Problem requirements -
Output the rows from the one containing "same-settings-radio[interactable] <box>84 145" through the one containing "201 714 227</box>" unchanged, including both end rows.

++++ Exercise input ++++

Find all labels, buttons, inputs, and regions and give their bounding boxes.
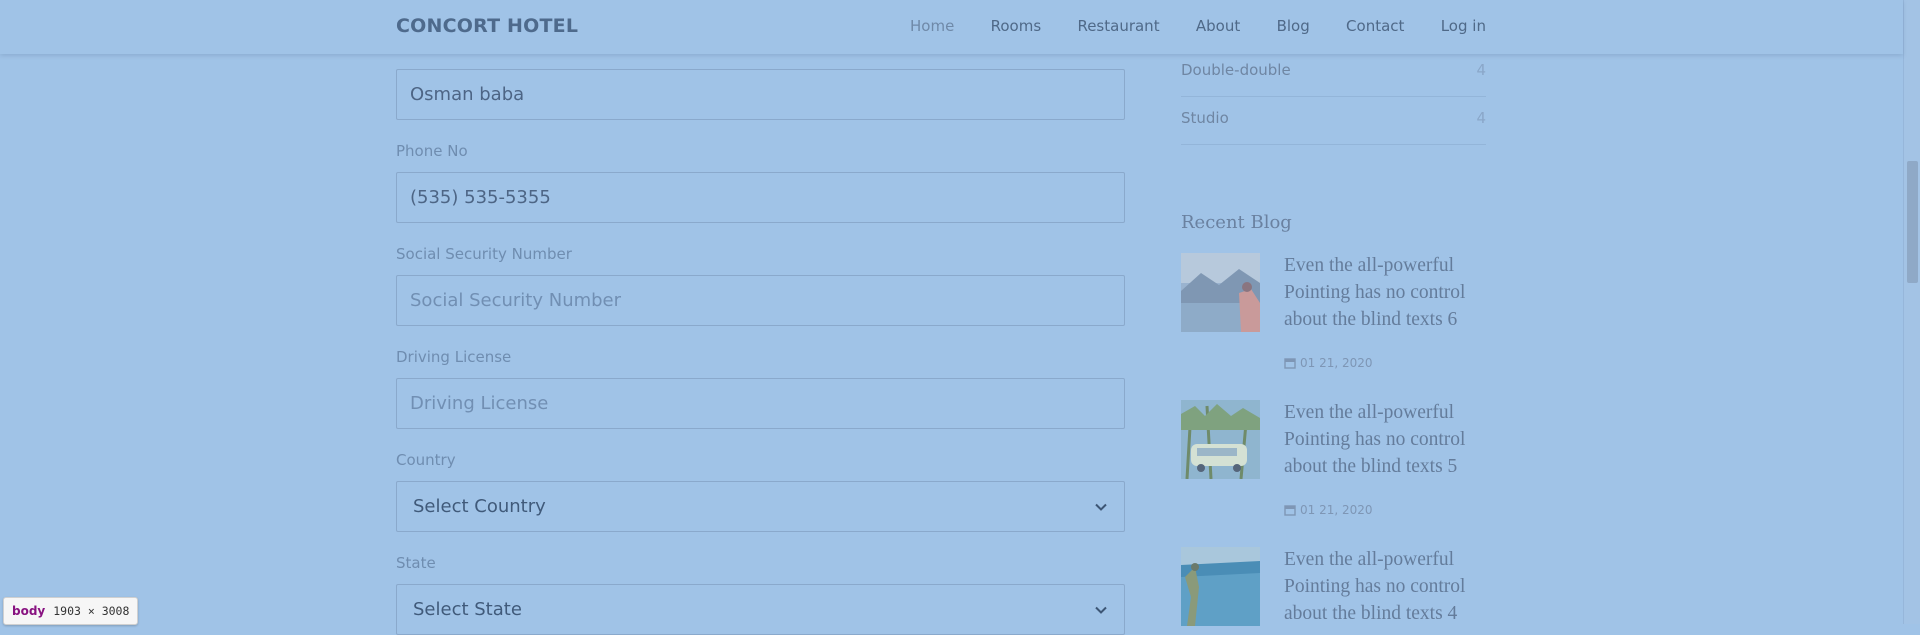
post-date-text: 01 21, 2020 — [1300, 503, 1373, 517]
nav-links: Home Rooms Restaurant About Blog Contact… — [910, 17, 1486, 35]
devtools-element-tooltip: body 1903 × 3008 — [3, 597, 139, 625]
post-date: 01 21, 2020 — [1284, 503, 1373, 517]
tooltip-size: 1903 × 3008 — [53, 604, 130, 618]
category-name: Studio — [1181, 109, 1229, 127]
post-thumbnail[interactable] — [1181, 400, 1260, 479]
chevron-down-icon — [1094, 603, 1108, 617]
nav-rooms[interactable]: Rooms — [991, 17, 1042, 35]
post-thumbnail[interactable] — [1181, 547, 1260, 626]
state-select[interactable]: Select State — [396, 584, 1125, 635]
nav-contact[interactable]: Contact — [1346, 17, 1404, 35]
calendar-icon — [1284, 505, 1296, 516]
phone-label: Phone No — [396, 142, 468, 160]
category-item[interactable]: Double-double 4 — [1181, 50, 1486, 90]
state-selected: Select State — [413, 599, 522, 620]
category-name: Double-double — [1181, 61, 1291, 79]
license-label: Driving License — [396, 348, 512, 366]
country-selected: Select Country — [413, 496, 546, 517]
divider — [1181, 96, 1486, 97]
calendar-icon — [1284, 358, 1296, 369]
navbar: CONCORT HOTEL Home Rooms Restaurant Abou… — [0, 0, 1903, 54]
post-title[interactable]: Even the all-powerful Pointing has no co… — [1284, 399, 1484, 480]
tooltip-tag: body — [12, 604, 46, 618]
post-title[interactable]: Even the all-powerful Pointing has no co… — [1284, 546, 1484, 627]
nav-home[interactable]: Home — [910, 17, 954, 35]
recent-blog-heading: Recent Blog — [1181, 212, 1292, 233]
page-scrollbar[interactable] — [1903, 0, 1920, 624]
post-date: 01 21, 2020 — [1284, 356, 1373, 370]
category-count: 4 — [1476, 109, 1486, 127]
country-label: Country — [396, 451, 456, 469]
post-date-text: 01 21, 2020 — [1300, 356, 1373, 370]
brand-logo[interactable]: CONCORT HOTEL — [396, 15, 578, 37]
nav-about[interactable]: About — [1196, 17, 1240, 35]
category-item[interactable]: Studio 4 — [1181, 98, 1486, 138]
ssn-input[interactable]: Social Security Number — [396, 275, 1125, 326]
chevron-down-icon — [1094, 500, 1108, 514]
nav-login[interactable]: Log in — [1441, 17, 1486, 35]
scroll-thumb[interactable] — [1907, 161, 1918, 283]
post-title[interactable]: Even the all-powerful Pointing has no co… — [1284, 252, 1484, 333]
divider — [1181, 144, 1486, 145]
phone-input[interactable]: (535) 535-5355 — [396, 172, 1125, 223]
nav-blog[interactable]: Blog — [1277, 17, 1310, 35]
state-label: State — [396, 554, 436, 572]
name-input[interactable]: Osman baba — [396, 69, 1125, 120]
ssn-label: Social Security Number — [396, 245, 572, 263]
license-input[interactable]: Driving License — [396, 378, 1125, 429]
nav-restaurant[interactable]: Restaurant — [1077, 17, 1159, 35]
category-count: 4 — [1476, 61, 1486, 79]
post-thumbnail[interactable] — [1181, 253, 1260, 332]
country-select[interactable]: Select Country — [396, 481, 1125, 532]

++++
++++ Exercise input ++++

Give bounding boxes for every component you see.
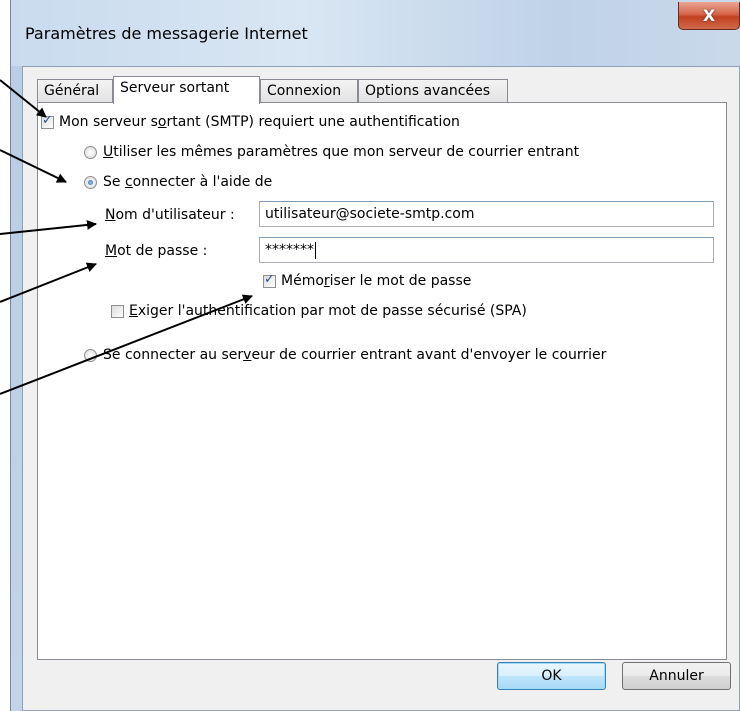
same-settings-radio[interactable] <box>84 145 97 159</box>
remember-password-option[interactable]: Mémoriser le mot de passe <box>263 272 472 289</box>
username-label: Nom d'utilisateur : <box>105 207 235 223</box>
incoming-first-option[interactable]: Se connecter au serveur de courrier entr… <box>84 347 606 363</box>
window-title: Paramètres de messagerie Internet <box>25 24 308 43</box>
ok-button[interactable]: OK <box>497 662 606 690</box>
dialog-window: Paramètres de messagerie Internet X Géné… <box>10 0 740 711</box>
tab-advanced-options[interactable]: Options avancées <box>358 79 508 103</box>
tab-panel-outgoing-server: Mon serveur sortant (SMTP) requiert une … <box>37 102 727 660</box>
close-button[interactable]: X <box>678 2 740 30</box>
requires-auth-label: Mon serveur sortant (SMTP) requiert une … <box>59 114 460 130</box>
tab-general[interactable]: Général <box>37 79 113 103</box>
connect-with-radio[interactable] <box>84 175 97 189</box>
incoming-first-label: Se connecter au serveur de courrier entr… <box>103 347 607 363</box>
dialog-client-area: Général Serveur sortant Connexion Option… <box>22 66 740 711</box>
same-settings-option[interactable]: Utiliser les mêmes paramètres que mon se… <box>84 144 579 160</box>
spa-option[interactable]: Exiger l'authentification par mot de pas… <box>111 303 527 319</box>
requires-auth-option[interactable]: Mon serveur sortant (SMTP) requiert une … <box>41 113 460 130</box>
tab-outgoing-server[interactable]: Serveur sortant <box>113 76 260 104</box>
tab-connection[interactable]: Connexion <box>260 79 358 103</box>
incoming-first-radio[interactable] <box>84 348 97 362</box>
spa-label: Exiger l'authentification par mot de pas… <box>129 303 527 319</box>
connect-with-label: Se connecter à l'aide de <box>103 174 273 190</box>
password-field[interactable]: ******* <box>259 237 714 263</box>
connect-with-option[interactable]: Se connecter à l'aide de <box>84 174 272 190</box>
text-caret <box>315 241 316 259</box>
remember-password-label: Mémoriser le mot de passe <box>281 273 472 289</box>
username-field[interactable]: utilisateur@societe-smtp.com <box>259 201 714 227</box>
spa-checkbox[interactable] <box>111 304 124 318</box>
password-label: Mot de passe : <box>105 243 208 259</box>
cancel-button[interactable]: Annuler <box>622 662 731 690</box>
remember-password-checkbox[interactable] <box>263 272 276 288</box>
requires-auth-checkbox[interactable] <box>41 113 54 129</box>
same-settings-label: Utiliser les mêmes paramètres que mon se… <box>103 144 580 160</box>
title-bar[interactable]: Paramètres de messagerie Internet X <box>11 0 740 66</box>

++++

Solution for this exercise -
same-settings-radio[interactable] <box>84 145 97 159</box>
remember-password-option[interactable]: Mémoriser le mot de passe <box>263 272 472 289</box>
username-label: Nom d'utilisateur : <box>105 207 235 223</box>
incoming-first-option[interactable]: Se connecter au serveur de courrier entr… <box>84 347 606 363</box>
window-title: Paramètres de messagerie Internet <box>25 24 308 43</box>
ok-button[interactable]: OK <box>497 662 606 690</box>
dialog-window: Paramètres de messagerie Internet X Géné… <box>10 0 740 711</box>
tab-advanced-options[interactable]: Options avancées <box>358 79 508 103</box>
tab-panel-outgoing-server: Mon serveur sortant (SMTP) requiert une … <box>37 102 727 660</box>
close-button[interactable]: X <box>678 2 740 30</box>
requires-auth-label: Mon serveur sortant (SMTP) requiert une … <box>59 114 460 130</box>
tab-general[interactable]: Général <box>37 79 113 103</box>
connect-with-radio[interactable] <box>84 175 97 189</box>
incoming-first-label: Se connecter au serveur de courrier entr… <box>103 347 607 363</box>
dialog-client-area: Général Serveur sortant Connexion Option… <box>22 66 740 711</box>
same-settings-option[interactable]: Utiliser les mêmes paramètres que mon se… <box>84 144 579 160</box>
spa-option[interactable]: Exiger l'authentification par mot de pas… <box>111 303 527 319</box>
requires-auth-option[interactable]: Mon serveur sortant (SMTP) requiert une … <box>41 113 460 130</box>
tab-outgoing-server[interactable]: Serveur sortant <box>113 76 260 104</box>
tab-connection[interactable]: Connexion <box>260 79 358 103</box>
incoming-first-radio[interactable] <box>84 348 97 362</box>
spa-label: Exiger l'authentification par mot de pas… <box>129 303 527 319</box>
connect-with-label: Se connecter à l'aide de <box>103 174 273 190</box>
password-field[interactable]: ******* <box>259 237 714 263</box>
connect-with-option[interactable]: Se connecter à l'aide de <box>84 174 272 190</box>
text-caret <box>315 241 316 259</box>
remember-password-label: Mémoriser le mot de passe <box>281 273 472 289</box>
username-field[interactable]: utilisateur@societe-smtp.com <box>259 201 714 227</box>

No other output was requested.